_Exercise goal_
Locate the line that contains "Convert this document image to plain text.". Retype it and every line after it to the end of the records, exactly, but not the pictures.

----

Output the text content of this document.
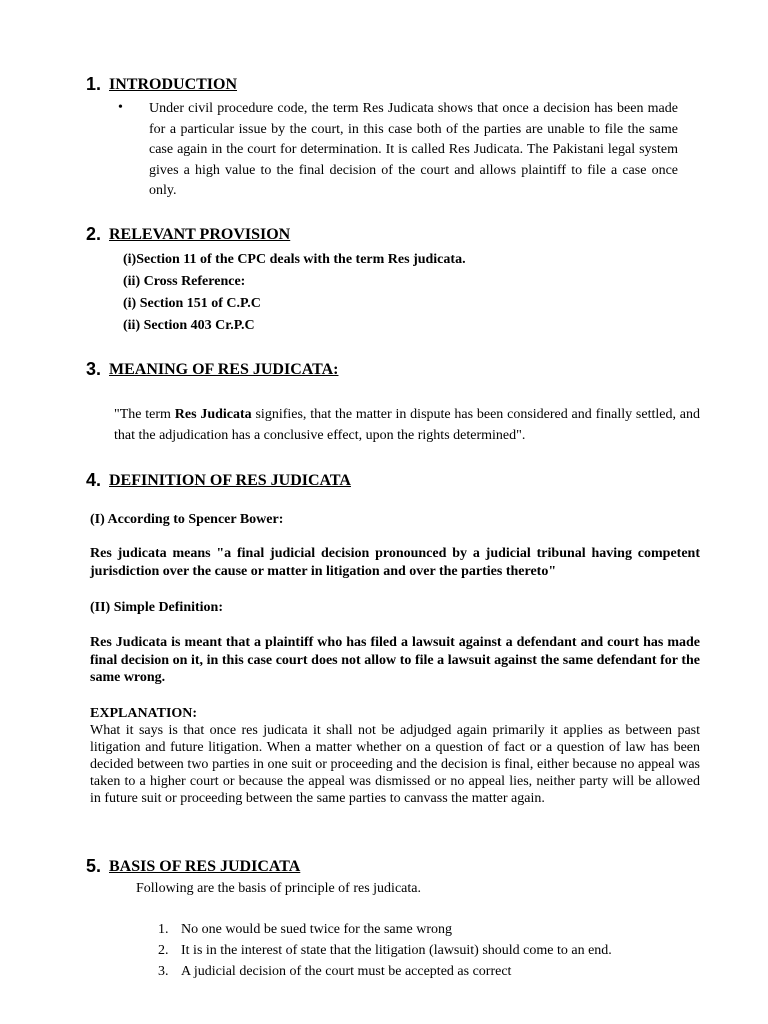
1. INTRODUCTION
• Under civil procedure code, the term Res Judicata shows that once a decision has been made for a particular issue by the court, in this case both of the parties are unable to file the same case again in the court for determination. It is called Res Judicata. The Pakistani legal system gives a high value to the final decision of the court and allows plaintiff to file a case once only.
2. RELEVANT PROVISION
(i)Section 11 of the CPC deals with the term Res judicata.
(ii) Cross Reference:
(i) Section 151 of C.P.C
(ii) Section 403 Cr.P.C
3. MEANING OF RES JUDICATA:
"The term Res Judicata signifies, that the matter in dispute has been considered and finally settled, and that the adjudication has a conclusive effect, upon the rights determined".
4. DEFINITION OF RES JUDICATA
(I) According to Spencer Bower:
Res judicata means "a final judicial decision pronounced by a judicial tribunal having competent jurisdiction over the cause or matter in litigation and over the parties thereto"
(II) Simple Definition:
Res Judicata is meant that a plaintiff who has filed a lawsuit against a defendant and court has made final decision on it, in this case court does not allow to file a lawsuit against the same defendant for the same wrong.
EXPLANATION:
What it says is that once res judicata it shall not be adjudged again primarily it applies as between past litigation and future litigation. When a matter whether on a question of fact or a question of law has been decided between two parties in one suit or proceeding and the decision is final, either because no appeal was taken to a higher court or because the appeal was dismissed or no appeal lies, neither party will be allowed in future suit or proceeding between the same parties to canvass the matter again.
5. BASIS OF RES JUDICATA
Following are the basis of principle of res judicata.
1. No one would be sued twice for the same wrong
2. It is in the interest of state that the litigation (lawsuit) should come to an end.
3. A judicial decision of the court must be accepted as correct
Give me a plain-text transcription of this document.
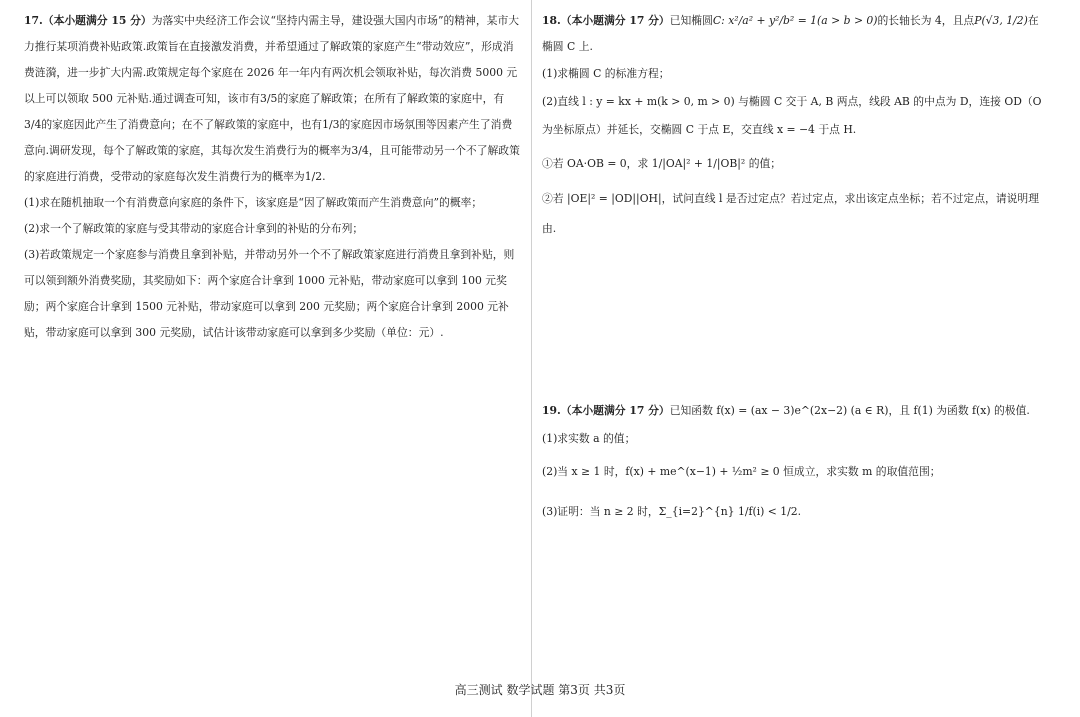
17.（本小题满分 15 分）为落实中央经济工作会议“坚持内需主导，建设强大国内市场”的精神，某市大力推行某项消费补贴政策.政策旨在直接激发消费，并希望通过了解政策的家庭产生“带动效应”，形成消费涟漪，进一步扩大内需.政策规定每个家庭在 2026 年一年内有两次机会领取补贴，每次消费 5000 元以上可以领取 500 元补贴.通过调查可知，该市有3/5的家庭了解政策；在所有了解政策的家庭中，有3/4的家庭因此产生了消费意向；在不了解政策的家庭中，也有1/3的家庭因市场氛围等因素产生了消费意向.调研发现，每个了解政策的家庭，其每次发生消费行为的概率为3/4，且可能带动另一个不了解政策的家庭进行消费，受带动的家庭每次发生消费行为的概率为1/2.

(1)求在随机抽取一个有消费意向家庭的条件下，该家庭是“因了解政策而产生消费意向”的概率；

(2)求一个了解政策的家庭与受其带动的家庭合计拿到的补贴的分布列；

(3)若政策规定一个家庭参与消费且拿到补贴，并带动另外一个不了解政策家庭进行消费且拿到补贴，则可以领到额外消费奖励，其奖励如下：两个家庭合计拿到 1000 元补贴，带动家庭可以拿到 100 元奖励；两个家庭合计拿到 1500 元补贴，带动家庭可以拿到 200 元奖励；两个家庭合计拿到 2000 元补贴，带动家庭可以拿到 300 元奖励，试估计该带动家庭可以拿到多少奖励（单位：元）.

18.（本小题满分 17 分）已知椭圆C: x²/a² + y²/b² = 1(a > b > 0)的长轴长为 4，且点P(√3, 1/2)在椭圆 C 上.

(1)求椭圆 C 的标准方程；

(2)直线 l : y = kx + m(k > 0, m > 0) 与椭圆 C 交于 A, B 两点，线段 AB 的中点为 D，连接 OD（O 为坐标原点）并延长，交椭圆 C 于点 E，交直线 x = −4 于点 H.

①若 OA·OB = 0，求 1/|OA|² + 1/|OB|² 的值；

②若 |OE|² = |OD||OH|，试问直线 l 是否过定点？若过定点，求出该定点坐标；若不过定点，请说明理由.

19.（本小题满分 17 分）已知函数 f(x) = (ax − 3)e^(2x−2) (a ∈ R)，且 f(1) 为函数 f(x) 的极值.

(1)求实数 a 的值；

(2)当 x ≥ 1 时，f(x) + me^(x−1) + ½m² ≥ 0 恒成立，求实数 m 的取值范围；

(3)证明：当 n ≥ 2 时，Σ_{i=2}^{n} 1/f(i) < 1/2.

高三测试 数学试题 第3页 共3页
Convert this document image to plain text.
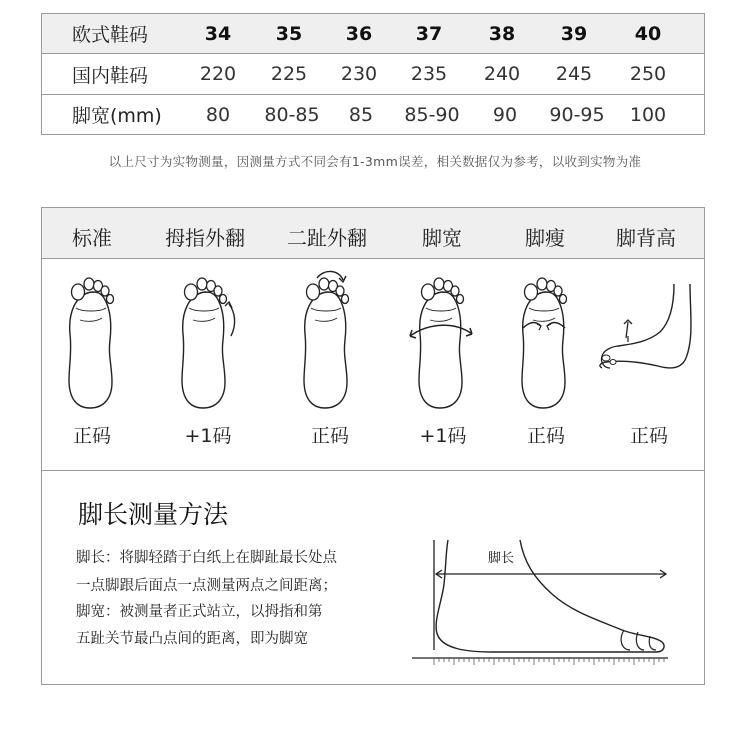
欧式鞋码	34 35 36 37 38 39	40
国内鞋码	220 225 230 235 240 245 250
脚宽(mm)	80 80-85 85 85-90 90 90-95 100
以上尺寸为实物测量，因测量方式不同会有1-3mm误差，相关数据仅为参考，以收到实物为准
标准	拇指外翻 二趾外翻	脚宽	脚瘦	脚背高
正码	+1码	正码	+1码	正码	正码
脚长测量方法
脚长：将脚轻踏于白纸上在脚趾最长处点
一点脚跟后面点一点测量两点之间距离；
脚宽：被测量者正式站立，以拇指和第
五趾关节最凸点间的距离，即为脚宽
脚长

----

_Response to this task_
Convert this document image to plain text.
欧式鞋码	34 35 36 37 38 39	40
国内鞋码	220 225 230 235 240 245 250
脚宽(mm)	80 80-85 85 85-90 90 90-95 100
以上尺寸为实物测量，因测量方式不同会有1-3mm误差，相关数据仅为参考，以收到实物为准
标准	拇指外翻 二趾外翻	脚宽	脚瘦	脚背高
正码	+1码	正码	+1码	正码	正码
脚长测量方法
脚长：将脚轻踏于白纸上在脚趾最长处点
一点脚跟后面点一点测量两点之间距离；
脚宽：被测量者正式站立，以拇指和第
五趾关节最凸点间的距离，即为脚宽
脚长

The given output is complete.